### Written request 1
Answer these questions about the thread on /dev/random:
(a) For which operating system's random number design does the writer say they had some input?
(b) Besides open source Unix-like systems, which system is said to have /dev/random and /dev/urandom?
(c) With Yarrow, how do the two devices behave?
### Written request 2
Pick up the thread on /dev/random and continue it from where it stops.

2008-05-26 Thread IanG

Steven M. Bellovin wrote:

On Sat, 24 May 2008 20:29:51 +0100
Ben Laurie [EMAIL PROTECTED] wrote:

Of course, we have now persuaded even the most stubborn OS that 
randomness matters, and most of them make it available, so perhaps

this concern is moot.

Though I would be interested to know how well they do it! I did have 
some input into the design for FreeBSD's, so I know it isn't

completely awful, but how do other OSes stack up?


I believe that all open source Unix-like systems have /dev/random
and /dev/urandom; Solaris does as well.



Yes, but with different semantics:

 /dev/urandom is a compatibility nod
 to Linux. On Linux, /dev/urandom will
 produce lower quality output if the
 entropy pool drains, while
 /dev/random will prefer to block and
 wait for additional entropy to be
 collected.  With Yarrow, this choice
 and distinction is not necessary,
 and the two devices behave
 identically. You may use either.

### Data shown
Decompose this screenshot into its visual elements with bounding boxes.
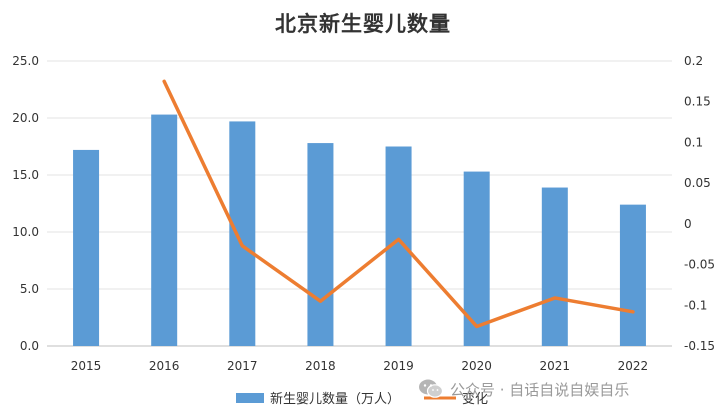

### Written answer 1
(a) FreeBSD
(b) Solaris
(c) Identically

### Written answer 2
(random(4) from Mac OSX.)

Depending on where you are in the security paranoia 
equation, the differences matter little or a lot.  If doing 
medium level security, it's fine to outsource the critical 
components to the OS, and accept any failings.  If doing 
paranoid-level stuff, then best to implement ones own mix 
and just stir in the OS level offering.  That way we reduce 
the surface area for lower-layer config attacks like the 
Debian adventure.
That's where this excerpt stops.